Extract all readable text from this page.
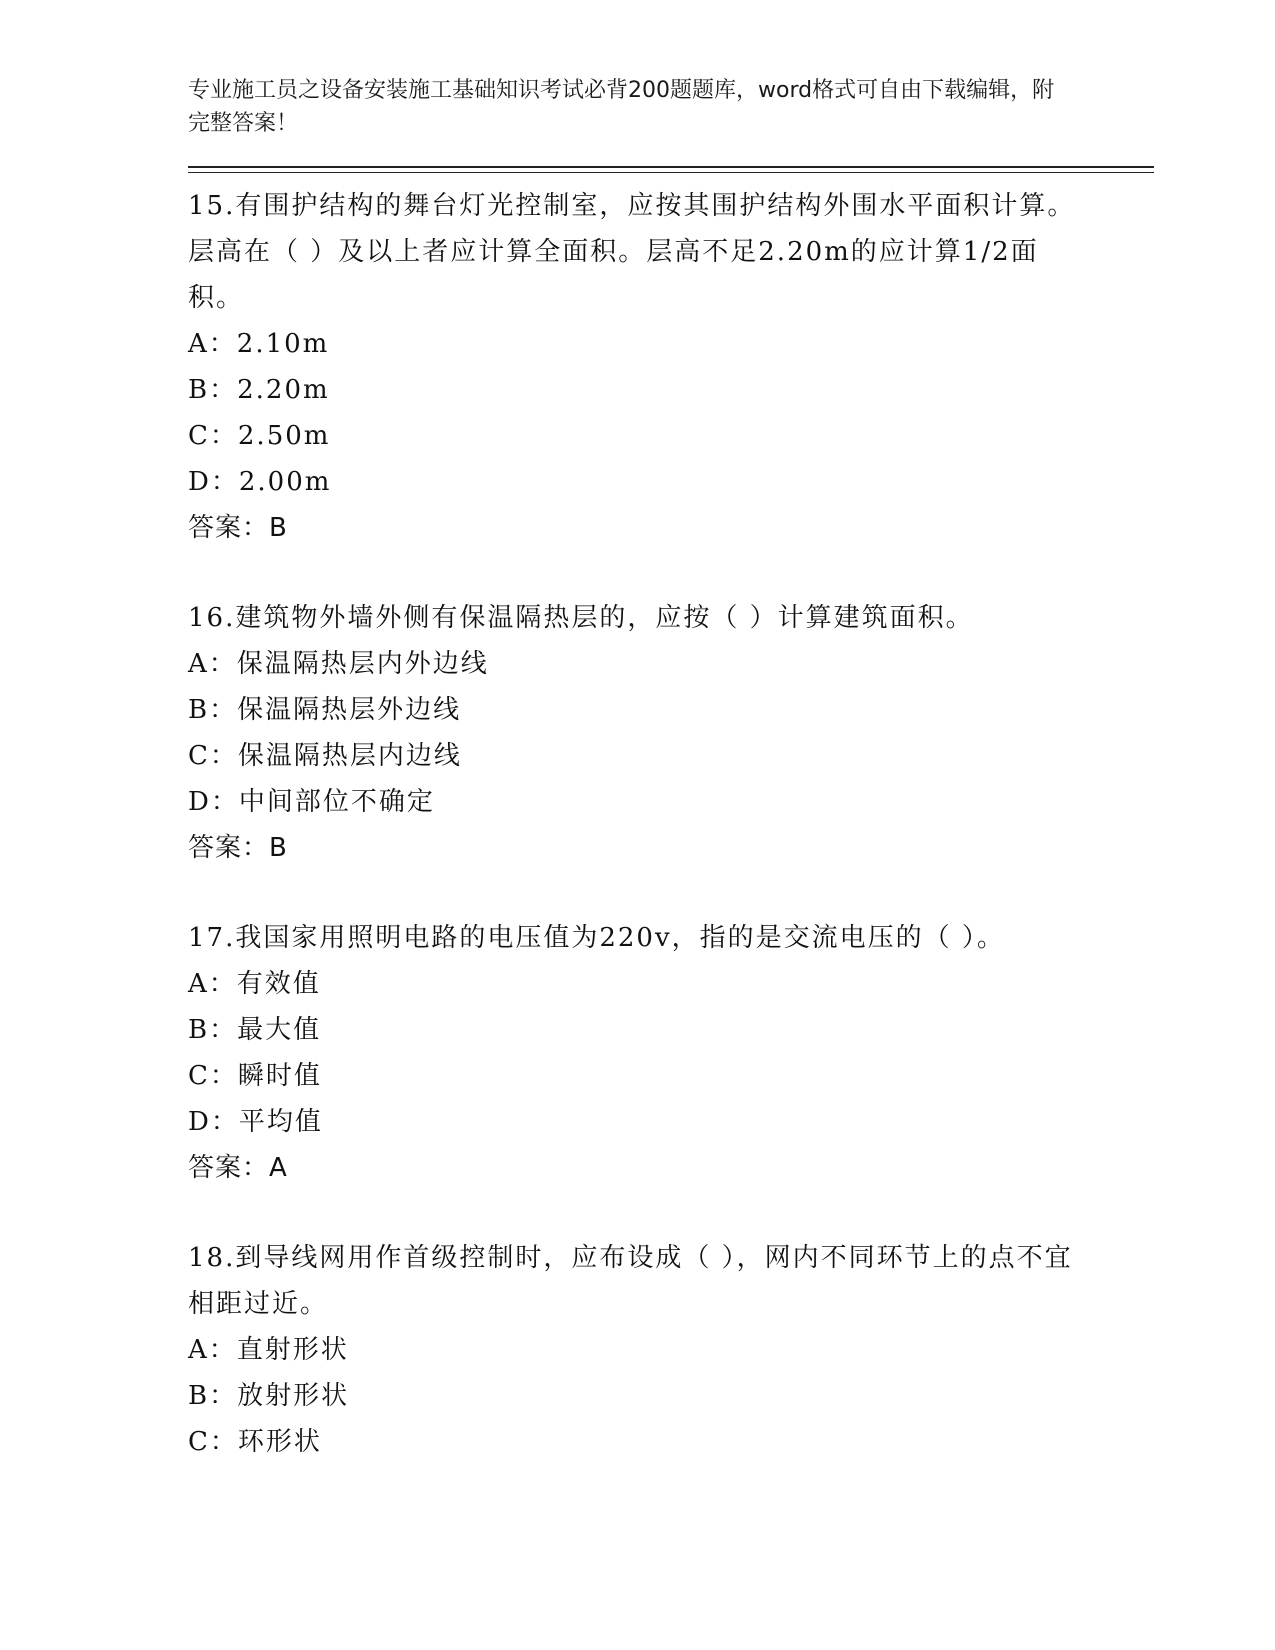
专业施工员之设备安装施工基础知识考试必背200题题库，word格式可自由下载编辑，附完整答案！

15.有围护结构的舞台灯光控制室，应按其围护结构外围水平面积计算。层高在（ ）及以上者应计算全面积。层高不足2.20m的应计算1/2面积。

A：2.10m

B：2.20m

C：2.50m

D：2.00m

答案：B

16.建筑物外墙外侧有保温隔热层的，应按（ ）计算建筑面积。

A：保温隔热层内外边线

B：保温隔热层外边线

C：保温隔热层内边线

D：中间部位不确定

答案：B

17.我国家用照明电路的电压值为220v，指的是交流电压的（ ）。

A：有效值

B：最大值

C：瞬时值

D：平均值

答案：A

18.到导线网用作首级控制时，应布设成（ ），网内不同环节上的点不宜相距过近。

A：直射形状

B：放射形状

C：环形状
━━━━━━━━━━━━━━━━
◆ Set problem:
Repeat the listing above exactly, with no pictures.

◆ Response below:
Extract all readable text from this page.
专业施工员之设备安装施工基础知识考试必背200题题库，word格式可自由下载编辑，附完整答案！

15.有围护结构的舞台灯光控制室，应按其围护结构外围水平面积计算。层高在（ ）及以上者应计算全面积。层高不足2.20m的应计算1/2面积。

A：2.10m

B：2.20m

C：2.50m

D：2.00m

答案：B

16.建筑物外墙外侧有保温隔热层的，应按（ ）计算建筑面积。

A：保温隔热层内外边线

B：保温隔热层外边线

C：保温隔热层内边线

D：中间部位不确定

答案：B

17.我国家用照明电路的电压值为220v，指的是交流电压的（ ）。

A：有效值

B：最大值

C：瞬时值

D：平均值

答案：A

18.到导线网用作首级控制时，应布设成（ ），网内不同环节上的点不宜相距过近。

A：直射形状

B：放射形状

C：环形状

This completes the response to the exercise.